Entries taken from a collection:
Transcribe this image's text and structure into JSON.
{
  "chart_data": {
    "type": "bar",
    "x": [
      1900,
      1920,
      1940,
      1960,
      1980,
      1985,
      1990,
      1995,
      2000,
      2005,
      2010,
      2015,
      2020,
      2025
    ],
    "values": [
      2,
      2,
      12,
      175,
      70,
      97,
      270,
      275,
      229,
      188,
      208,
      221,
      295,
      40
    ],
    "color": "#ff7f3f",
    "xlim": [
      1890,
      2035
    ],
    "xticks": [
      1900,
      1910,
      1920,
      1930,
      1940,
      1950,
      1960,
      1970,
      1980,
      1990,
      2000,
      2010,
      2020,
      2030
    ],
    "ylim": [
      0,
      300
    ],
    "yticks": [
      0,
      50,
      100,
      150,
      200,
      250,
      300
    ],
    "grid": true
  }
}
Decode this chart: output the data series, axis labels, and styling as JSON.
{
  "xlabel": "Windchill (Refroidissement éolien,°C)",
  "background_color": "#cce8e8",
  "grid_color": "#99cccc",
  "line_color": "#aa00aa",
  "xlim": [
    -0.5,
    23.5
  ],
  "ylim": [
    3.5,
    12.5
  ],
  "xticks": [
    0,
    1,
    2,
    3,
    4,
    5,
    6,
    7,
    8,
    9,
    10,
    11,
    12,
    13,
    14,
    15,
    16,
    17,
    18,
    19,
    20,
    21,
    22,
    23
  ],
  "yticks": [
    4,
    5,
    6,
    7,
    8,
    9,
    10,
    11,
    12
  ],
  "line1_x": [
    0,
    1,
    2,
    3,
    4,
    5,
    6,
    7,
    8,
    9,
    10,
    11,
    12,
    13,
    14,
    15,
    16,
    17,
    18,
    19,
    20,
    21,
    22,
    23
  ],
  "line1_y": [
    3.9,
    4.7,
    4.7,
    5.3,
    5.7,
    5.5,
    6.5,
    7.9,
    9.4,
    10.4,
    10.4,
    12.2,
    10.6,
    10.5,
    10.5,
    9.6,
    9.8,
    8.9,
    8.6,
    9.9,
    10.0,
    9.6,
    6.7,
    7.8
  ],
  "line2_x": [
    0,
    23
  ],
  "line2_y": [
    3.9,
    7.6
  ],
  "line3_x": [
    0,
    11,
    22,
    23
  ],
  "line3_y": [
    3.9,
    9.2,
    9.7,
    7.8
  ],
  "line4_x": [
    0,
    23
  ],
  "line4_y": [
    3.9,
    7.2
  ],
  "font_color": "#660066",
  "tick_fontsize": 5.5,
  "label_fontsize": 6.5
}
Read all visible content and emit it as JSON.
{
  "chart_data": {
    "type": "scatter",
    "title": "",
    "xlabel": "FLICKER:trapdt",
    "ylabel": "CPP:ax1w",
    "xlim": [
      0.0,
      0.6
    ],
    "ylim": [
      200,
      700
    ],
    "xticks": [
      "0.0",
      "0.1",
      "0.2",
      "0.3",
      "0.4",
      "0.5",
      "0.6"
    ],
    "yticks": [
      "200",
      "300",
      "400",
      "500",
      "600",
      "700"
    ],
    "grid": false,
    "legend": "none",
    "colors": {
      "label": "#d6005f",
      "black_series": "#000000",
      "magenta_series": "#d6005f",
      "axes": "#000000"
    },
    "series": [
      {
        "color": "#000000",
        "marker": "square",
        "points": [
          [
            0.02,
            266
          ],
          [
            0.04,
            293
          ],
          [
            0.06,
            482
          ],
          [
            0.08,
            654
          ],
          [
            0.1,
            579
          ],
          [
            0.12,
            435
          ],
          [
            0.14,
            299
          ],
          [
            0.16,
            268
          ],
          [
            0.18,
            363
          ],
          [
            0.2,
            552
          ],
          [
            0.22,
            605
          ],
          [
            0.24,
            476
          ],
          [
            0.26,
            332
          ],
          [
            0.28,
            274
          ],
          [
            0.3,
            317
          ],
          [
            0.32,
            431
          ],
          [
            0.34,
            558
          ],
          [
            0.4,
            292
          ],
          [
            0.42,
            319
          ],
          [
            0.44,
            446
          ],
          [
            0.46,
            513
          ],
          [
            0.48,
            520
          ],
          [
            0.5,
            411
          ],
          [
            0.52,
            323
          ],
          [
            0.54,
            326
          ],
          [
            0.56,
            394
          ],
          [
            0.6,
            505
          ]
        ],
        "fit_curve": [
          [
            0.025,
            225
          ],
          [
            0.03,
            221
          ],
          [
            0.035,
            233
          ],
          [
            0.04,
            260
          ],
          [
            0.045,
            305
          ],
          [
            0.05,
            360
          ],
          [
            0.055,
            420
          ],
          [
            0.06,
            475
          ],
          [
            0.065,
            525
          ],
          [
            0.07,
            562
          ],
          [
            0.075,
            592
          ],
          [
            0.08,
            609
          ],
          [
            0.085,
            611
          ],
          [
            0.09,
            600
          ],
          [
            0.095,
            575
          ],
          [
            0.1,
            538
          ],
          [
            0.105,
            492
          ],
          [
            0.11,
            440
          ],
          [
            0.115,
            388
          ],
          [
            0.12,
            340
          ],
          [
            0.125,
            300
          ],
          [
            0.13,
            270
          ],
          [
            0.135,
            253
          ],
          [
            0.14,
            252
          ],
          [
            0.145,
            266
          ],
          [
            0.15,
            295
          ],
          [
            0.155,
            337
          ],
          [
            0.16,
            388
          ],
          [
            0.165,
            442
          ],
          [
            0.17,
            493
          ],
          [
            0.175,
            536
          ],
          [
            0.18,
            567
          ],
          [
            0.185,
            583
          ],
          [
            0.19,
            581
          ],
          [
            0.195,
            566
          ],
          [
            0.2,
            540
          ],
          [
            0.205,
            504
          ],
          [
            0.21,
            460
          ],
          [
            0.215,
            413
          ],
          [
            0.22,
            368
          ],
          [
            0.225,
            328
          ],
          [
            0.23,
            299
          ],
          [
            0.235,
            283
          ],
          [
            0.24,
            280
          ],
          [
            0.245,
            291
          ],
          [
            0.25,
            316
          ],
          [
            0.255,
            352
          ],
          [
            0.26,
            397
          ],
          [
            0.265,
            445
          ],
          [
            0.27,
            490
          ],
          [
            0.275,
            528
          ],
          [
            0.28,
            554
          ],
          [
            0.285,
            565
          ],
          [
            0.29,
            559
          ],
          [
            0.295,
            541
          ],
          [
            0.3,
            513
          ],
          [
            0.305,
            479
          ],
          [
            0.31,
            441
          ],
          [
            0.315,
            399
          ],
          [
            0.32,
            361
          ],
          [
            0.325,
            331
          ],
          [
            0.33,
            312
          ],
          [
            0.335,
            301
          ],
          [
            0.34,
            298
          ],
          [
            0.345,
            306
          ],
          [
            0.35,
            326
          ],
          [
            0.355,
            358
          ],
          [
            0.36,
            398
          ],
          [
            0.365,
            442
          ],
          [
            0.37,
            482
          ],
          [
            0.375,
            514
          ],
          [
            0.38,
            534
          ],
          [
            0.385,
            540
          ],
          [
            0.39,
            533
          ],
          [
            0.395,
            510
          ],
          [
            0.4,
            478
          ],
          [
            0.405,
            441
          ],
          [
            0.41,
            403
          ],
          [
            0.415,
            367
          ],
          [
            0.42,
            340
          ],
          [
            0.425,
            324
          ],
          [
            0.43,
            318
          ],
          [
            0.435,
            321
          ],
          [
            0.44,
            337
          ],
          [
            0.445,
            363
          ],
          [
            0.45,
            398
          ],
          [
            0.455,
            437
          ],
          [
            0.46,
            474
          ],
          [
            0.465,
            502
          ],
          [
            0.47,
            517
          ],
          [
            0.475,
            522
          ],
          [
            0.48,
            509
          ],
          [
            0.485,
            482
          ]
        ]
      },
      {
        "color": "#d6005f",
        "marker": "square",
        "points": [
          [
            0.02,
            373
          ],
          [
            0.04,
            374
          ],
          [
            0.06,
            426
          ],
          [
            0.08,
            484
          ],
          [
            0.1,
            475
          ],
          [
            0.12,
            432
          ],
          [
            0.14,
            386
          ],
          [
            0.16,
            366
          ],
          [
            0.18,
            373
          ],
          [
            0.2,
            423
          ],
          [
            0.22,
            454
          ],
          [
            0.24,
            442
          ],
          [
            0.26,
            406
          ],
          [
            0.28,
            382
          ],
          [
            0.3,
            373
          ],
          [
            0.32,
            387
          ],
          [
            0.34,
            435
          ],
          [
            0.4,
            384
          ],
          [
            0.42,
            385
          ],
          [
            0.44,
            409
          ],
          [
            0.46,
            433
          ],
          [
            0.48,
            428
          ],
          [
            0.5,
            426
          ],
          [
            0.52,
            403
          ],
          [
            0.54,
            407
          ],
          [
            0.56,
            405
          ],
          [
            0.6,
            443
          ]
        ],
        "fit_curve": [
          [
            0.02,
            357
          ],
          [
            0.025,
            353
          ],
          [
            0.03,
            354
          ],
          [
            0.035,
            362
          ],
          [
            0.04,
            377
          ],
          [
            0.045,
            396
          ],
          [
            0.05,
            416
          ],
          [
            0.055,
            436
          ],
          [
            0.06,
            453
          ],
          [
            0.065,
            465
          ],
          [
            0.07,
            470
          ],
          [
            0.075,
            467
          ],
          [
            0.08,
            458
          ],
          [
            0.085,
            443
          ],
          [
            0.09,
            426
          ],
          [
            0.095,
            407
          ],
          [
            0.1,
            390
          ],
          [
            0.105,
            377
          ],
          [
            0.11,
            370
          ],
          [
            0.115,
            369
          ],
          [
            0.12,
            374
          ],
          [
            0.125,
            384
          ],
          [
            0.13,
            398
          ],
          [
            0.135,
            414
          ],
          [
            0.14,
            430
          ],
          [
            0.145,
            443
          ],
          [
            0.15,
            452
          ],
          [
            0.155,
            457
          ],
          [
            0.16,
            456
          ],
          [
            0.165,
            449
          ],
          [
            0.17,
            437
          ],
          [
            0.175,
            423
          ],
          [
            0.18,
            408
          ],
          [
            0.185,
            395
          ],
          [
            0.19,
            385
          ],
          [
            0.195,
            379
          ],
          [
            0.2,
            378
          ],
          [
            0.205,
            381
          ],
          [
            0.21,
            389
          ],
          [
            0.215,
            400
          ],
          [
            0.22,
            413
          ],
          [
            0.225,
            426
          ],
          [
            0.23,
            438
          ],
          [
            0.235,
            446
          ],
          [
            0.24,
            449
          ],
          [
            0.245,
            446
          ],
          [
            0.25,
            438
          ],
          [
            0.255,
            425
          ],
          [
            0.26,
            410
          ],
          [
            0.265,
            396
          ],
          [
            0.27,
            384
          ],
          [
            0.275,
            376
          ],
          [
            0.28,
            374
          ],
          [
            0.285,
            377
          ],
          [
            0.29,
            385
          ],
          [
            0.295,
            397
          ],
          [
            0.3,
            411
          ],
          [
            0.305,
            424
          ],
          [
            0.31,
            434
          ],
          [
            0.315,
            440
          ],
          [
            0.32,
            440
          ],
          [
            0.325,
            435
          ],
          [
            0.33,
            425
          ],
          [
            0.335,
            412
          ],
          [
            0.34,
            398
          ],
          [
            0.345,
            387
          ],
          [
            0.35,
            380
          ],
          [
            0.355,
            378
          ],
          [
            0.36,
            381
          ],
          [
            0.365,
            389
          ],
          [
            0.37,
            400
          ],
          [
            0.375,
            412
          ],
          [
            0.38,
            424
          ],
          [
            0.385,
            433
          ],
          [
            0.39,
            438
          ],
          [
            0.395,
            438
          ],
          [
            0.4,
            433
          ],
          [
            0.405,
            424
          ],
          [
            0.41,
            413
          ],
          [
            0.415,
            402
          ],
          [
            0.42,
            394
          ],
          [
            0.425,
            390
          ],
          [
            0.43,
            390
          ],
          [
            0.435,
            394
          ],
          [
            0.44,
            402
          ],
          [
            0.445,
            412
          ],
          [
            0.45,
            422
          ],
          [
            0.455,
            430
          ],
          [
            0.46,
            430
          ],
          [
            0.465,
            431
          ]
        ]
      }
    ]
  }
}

> _SET TASK_
Give only the count of lines in which the string "xlabel" appears.

> _RIGHT ANSWER_
2